*Record excerpts:*

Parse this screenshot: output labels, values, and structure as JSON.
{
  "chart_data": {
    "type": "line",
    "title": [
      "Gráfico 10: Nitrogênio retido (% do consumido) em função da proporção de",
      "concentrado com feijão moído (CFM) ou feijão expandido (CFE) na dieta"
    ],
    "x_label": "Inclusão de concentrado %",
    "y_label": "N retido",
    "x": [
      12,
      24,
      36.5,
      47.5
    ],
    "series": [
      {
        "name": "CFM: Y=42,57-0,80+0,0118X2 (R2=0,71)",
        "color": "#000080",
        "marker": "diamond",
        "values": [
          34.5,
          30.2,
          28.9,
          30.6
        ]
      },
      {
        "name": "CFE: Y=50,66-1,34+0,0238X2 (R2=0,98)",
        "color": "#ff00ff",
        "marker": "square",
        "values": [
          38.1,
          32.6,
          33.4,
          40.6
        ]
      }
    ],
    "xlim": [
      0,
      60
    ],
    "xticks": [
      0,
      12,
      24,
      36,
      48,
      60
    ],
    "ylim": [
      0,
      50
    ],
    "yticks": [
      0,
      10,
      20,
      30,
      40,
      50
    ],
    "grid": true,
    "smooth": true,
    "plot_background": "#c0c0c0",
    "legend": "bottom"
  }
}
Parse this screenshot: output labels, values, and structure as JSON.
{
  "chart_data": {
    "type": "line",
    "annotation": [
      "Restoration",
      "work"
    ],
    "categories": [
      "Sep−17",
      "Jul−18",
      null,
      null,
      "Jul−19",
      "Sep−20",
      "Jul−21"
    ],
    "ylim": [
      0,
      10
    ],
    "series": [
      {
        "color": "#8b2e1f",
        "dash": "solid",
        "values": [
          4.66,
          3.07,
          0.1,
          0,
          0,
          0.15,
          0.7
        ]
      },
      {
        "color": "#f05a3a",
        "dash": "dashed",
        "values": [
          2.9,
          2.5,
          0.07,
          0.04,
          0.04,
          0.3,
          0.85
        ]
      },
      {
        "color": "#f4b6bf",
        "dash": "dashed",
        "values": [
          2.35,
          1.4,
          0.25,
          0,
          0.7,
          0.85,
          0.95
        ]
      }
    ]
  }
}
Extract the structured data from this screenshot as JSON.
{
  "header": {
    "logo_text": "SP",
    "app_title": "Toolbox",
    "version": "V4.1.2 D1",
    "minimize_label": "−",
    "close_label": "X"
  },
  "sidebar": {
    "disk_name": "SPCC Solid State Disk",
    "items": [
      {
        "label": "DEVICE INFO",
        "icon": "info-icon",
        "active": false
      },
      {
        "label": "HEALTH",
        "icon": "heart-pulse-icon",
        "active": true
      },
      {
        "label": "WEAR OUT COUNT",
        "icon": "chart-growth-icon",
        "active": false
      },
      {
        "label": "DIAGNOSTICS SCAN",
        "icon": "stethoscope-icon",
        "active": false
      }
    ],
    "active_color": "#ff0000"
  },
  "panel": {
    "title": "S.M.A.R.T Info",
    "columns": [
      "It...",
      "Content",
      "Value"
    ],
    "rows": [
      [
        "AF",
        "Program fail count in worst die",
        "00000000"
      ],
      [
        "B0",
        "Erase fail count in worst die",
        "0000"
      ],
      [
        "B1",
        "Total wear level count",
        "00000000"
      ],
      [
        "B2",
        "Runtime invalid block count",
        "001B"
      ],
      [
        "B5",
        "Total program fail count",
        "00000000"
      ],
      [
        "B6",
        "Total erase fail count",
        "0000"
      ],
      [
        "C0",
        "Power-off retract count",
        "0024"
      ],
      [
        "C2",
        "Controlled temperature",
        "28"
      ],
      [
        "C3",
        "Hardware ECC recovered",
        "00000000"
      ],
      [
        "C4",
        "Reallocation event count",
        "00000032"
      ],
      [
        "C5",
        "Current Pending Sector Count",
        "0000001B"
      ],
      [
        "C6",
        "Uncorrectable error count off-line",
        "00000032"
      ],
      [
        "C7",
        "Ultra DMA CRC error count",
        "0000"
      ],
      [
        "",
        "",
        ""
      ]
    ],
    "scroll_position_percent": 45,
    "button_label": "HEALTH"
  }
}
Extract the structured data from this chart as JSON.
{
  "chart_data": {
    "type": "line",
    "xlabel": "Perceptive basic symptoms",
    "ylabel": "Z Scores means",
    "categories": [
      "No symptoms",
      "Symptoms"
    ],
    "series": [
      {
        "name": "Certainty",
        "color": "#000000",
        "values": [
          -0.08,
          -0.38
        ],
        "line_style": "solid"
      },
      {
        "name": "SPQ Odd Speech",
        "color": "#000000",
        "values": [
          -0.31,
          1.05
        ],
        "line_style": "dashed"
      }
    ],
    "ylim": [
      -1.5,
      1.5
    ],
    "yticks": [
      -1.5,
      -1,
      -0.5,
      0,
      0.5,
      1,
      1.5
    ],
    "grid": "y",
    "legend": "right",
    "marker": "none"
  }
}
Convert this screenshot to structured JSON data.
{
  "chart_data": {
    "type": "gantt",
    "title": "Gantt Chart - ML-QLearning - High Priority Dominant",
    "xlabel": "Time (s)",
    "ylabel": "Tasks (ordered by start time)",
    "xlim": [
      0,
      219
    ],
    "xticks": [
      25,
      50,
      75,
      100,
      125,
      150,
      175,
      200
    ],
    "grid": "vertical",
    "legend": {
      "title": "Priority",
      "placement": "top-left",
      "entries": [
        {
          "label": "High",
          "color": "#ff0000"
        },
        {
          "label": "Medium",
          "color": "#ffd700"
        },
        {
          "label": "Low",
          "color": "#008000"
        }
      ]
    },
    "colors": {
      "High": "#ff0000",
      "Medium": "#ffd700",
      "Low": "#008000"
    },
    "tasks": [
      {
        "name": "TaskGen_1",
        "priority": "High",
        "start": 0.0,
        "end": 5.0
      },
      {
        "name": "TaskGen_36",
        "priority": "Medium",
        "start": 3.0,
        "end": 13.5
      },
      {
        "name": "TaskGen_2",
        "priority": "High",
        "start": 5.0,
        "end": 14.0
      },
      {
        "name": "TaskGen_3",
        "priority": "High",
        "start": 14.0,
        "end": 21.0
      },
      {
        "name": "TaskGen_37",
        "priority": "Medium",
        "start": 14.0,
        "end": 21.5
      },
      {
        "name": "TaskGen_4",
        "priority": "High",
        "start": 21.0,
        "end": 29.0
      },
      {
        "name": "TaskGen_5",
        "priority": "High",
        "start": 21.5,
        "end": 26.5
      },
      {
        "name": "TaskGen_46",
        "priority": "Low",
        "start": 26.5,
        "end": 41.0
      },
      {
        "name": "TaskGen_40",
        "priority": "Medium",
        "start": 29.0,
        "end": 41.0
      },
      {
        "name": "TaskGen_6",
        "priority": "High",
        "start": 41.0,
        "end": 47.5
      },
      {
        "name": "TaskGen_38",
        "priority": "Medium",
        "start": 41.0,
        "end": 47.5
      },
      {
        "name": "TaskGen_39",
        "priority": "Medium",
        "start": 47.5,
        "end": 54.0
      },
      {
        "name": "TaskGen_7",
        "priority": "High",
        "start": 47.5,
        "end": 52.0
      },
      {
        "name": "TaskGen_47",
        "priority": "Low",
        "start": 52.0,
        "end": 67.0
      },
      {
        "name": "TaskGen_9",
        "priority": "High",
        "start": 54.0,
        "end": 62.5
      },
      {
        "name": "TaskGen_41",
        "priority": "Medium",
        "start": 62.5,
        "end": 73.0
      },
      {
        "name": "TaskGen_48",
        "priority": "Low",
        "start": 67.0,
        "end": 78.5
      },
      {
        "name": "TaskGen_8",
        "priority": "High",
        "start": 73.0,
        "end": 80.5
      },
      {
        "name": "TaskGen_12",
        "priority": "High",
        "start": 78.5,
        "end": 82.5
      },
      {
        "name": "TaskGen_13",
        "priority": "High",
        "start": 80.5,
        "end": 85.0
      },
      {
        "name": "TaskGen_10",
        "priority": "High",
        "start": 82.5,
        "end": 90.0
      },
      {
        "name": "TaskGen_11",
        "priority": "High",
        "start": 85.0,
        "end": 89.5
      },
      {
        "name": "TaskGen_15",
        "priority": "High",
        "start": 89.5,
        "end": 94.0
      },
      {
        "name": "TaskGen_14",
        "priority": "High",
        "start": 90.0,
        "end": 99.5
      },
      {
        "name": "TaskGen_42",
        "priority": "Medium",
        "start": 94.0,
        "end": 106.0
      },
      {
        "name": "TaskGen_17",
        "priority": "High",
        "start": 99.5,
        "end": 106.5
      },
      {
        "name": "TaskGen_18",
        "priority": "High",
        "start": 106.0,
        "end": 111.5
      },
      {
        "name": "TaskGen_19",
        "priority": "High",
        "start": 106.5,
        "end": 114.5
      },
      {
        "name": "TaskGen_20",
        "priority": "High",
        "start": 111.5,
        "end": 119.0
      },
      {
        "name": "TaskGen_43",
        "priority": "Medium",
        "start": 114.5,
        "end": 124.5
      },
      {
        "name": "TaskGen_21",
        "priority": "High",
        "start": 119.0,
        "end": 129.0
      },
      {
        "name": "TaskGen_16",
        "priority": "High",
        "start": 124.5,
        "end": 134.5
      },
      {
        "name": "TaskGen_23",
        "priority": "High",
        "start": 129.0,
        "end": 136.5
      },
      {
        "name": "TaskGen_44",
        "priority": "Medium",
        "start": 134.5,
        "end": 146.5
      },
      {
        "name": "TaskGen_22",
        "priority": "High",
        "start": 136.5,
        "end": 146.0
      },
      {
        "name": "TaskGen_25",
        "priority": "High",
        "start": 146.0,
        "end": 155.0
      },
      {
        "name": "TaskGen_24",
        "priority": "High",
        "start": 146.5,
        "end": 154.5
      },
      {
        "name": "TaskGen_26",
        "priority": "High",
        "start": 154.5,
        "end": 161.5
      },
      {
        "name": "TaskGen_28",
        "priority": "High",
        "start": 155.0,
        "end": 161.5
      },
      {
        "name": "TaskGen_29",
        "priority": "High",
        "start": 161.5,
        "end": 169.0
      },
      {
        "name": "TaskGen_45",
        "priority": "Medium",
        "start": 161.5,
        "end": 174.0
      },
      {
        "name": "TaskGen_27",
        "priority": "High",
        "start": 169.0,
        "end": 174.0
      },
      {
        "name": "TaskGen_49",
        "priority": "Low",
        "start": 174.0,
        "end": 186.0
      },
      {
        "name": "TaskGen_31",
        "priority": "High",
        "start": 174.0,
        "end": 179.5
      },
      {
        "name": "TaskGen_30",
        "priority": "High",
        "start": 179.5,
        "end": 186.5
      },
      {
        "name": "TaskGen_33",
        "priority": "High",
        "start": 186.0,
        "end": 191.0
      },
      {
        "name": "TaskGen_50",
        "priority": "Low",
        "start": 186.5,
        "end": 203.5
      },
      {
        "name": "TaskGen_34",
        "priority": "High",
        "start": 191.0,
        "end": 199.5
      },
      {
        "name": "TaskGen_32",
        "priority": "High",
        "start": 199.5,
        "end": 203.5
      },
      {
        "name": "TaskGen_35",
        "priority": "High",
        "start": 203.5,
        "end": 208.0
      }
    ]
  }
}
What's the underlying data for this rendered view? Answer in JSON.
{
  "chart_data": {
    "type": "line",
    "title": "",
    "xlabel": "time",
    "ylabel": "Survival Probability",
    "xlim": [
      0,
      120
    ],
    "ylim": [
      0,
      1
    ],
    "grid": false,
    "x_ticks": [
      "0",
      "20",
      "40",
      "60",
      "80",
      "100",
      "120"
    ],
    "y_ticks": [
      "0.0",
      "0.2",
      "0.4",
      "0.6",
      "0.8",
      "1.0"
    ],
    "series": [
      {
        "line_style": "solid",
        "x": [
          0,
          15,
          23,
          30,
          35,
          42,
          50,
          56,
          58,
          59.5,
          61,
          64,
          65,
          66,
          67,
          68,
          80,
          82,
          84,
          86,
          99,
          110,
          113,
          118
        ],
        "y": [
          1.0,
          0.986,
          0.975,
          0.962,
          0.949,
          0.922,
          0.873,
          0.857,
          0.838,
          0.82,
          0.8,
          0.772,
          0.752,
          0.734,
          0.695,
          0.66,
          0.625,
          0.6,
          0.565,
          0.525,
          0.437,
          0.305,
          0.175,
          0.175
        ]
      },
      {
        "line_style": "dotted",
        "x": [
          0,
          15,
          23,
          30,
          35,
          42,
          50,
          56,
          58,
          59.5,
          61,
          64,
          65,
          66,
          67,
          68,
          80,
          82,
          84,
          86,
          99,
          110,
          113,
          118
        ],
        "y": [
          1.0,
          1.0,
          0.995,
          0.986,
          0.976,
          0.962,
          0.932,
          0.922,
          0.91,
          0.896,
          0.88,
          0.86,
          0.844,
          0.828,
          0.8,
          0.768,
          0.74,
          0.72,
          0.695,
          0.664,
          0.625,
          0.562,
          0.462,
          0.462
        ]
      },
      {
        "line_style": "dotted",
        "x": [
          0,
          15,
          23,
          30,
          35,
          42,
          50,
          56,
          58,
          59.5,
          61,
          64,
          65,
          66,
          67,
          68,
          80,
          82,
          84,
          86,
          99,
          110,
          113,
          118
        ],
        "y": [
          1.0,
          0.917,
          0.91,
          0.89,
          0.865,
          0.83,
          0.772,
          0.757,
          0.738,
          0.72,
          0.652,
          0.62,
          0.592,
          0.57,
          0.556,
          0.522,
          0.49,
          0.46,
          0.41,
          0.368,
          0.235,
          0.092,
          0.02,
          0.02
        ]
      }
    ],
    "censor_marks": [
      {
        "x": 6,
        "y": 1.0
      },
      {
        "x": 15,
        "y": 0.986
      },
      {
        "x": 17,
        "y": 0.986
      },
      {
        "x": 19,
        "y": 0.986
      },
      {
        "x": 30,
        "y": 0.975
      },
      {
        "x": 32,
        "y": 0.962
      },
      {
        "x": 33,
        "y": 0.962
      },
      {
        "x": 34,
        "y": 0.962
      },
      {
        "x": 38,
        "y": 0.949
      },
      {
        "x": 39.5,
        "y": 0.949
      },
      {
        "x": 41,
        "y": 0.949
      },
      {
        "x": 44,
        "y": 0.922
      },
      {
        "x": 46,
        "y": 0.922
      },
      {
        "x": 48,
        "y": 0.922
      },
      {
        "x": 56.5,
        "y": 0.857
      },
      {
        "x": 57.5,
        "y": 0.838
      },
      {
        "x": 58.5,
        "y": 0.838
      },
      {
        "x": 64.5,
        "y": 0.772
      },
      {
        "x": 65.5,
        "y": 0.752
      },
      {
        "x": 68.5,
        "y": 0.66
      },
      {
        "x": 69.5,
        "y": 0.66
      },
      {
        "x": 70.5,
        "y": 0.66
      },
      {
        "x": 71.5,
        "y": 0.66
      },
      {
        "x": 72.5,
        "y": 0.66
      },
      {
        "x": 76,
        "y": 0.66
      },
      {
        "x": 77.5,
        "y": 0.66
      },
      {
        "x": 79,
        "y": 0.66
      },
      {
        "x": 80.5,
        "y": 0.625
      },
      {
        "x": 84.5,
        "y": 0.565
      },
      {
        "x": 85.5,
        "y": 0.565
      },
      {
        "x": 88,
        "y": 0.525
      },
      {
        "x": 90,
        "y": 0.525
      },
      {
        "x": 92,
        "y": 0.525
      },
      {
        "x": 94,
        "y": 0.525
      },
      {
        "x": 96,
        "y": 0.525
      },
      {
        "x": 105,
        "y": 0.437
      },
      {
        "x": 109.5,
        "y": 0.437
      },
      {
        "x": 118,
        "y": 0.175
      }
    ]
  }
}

*Task:* Look through the material above. Copy each line where the word "xlabel" appears.

*Complete response:*
    "xlabel": "Perceptive basic symptoms",
    "xlabel": "Time (s)",
    "xlabel": "time",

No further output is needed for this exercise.